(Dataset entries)
::::::

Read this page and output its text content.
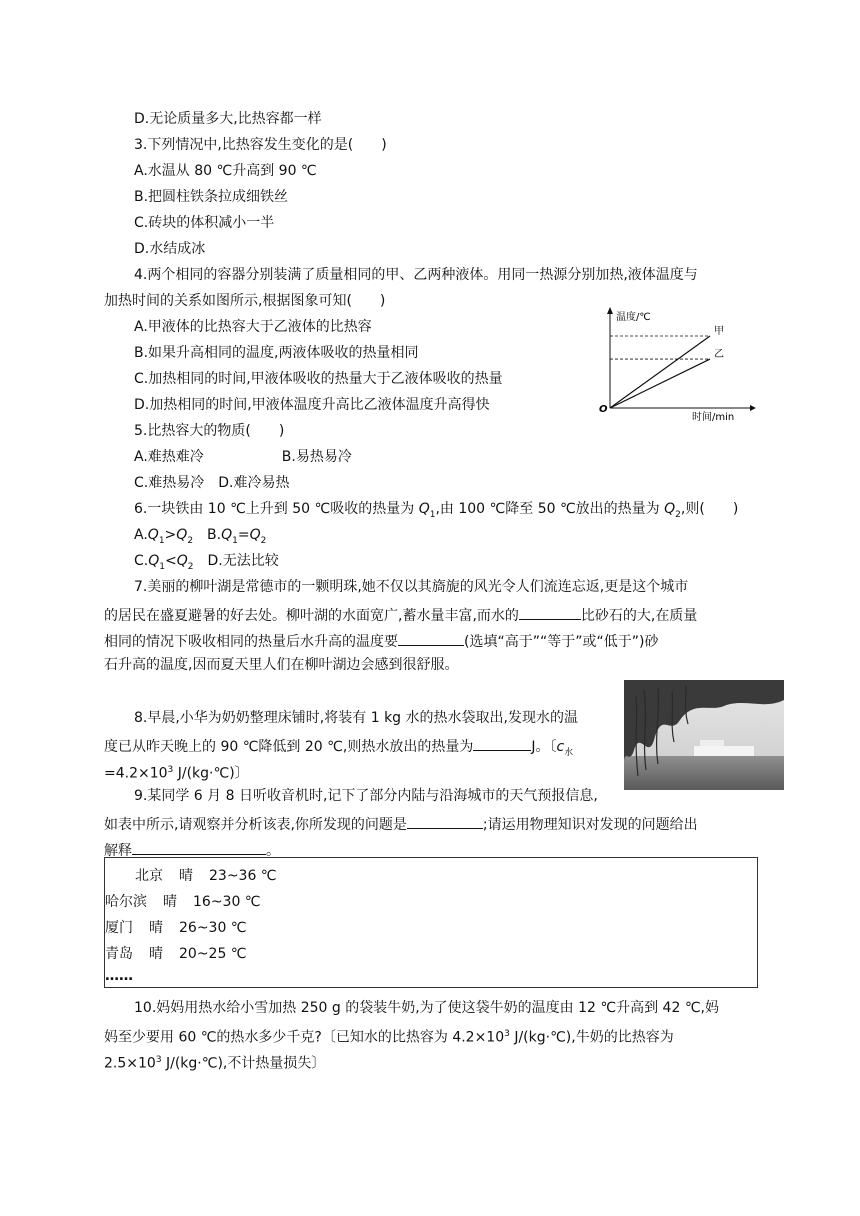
D.无论质量多大,比热容都一样
3.下列情况中,比热容发生变化的是(　　)
A.水温从 80 ℃升高到 90 ℃
B.把圆柱铁条拉成细铁丝
C.砖块的体积减小一半
D.水结成冰
4.两个相同的容器分别装满了质量相同的甲、乙两种液体。用同一热源分别加热,液体温度与
加热时间的关系如图所示,根据图象可知(　　)
A.甲液体的比热容大于乙液体的比热容
B.如果升高相同的温度,两液体吸收的热量相同
C.加热相同的时间,甲液体吸收的热量大于乙液体吸收的热量
D.加热相同的时间,甲液体温度升高比乙液体温度升高得快
5.比热容大的物质(　　)
A.难热难冷	B.易热易冷
C.难热易冷　D.难冷易热
6.一块铁由 10 ℃上升到 50 ℃吸收的热量为 $Q_1$,由 100 ℃降至 50 ℃放出的热量为 $Q_2$,则(　　)
$A.Q_1>Q_2$　$B.Q_1=Q_2$
$C.Q_1<Q_2$　D.无法比较
7.美丽的柳叶湖是常德市的一颗明珠,她不仅以其旖旎的风光令人们流连忘返,更是这个城市
的居民在盛夏避暑的好去处。柳叶湖的水面宽广,蓄水量丰富,而水的	比砂石的大,在质量
相同的情况下吸收相同的热量后水升高的温度要	(选填“高于”“等于”或“低于”)砂
石升高的温度,因而夏天里人们在柳叶湖边会感到很舒服。
8.早晨,小华为奶奶整理床铺时,将装有 1 kg 水的热水袋取出,发现水的温
度已从昨天晚上的 90 ℃降低到 20 ℃,则热水放出的热量为	J。〔$c_水$
$=4.2\times 10^3$ J/(kg·℃)〕
9.某同学 6 月 8 日听收音机时,记下了部分内陆与沿海城市的天气预报信息,
如表中所示,请观察并分析该表,你所发现的问题是	;请运用物理知识对发现的问题给出
解释	。
北京 晴 23~36 ℃
哈尔滨 晴 16~30 ℃
厦门 晴 26~30 ℃
青岛 晴 20~25 ℃
……
10.妈妈用热水给小雪加热 250 g 的袋装牛奶,为了使这袋牛奶的温度由 12 ℃升高到 42 ℃,妈
妈至少要用 60 ℃的热水多少千克?〔已知水的比热容为 $4.2\times 10^3$ J/(kg·℃),牛奶的比热容为
$2.5\times 10^3$ J/(kg·℃),不计热量损失〕
温度/℃
时间/min
O
甲
乙
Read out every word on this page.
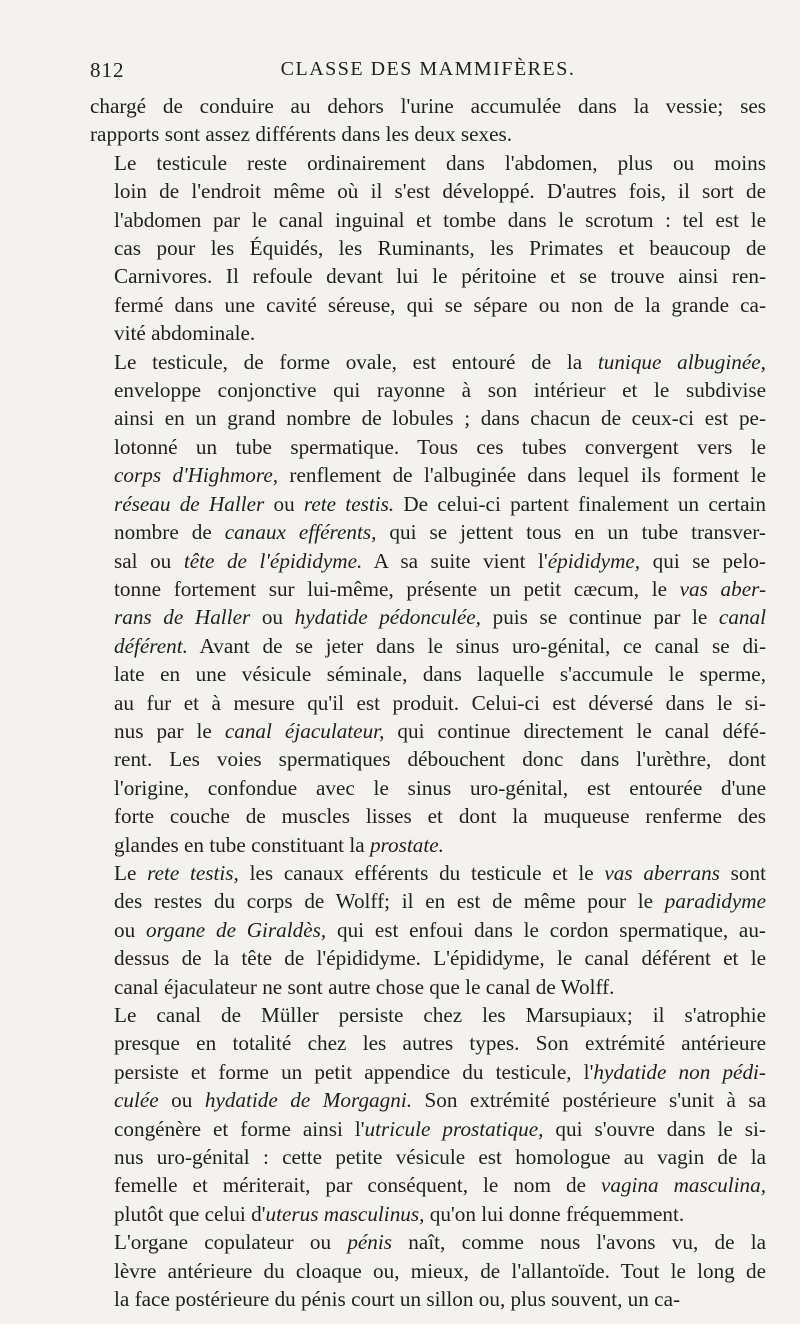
812	CLASSE DES MAMMIFÈRES.

chargé de conduire au dehors l'urine accumulée dans la vessie; ses
rapports sont assez différents dans les deux sexes.

Le testicule reste ordinairement dans l'abdomen, plus ou moins
loin de l'endroit même où il s'est développé. D'autres fois, il sort de
l'abdomen par le canal inguinal et tombe dans le scrotum : tel est le
cas pour les Équidés, les Ruminants, les Primates et beaucoup de
Carnivores. Il refoule devant lui le péritoine et se trouve ainsi ren-
fermé dans une cavité séreuse, qui se sépare ou non de la grande ca-
vité abdominale.

Le testicule, de forme ovale, est entouré de la tunique albuginée,
enveloppe conjonctive qui rayonne à son intérieur et le subdivise
ainsi en un grand nombre de lobules ; dans chacun de ceux-ci est pe-
lotonné un tube spermatique. Tous ces tubes convergent vers le
corps d'Highmore, renflement de l'albuginée dans lequel ils forment le
réseau de Haller ou rete testis. De celui-ci partent finalement un certain
nombre de canaux efférents, qui se jettent tous en un tube transver-
sal ou tête de l'épididyme. A sa suite vient l'épididyme, qui se pelo-
tonne fortement sur lui-même, présente un petit cæcum, le vas aber-
rans de Haller ou hydatide pédonculée, puis se continue par le canal
déférent. Avant de se jeter dans le sinus uro-génital, ce canal se di-
late en une vésicule séminale, dans laquelle s'accumule le sperme,
au fur et à mesure qu'il est produit. Celui-ci est déversé dans le si-
nus par le canal éjaculateur, qui continue directement le canal défé-
rent. Les voies spermatiques débouchent donc dans l'urèthre, dont
l'origine, confondue avec le sinus uro-génital, est entourée d'une
forte couche de muscles lisses et dont la muqueuse renferme des
glandes en tube constituant la prostate.

Le rete testis, les canaux efférents du testicule et le vas aberrans sont
des restes du corps de Wolff; il en est de même pour le paradidyme
ou organe de Giraldès, qui est enfoui dans le cordon spermatique, au-
dessus de la tête de l'épididyme. L'épididyme, le canal déférent et le
canal éjaculateur ne sont autre chose que le canal de Wolff.

Le canal de Müller persiste chez les Marsupiaux; il s'atrophie
presque en totalité chez les autres types. Son extrémité antérieure
persiste et forme un petit appendice du testicule, l'hydatide non pédi-
culée ou hydatide de Morgagni. Son extrémité postérieure s'unit à sa
congénère et forme ainsi l'utricule prostatique, qui s'ouvre dans le si-
nus uro-génital : cette petite vésicule est homologue au vagin de la
femelle et mériterait, par conséquent, le nom de vagina masculina,
plutôt que celui d'uterus masculinus, qu'on lui donne fréquemment.

L'organe copulateur ou pénis naît, comme nous l'avons vu, de la
lèvre antérieure du cloaque ou, mieux, de l'allantoïde. Tout le long de
la face postérieure du pénis court un sillon ou, plus souvent, un ca-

::::::

Required task: Check every line of the records above for the string "加热相同的时间" and say how many contain it, giving the number alone.

Full response: 2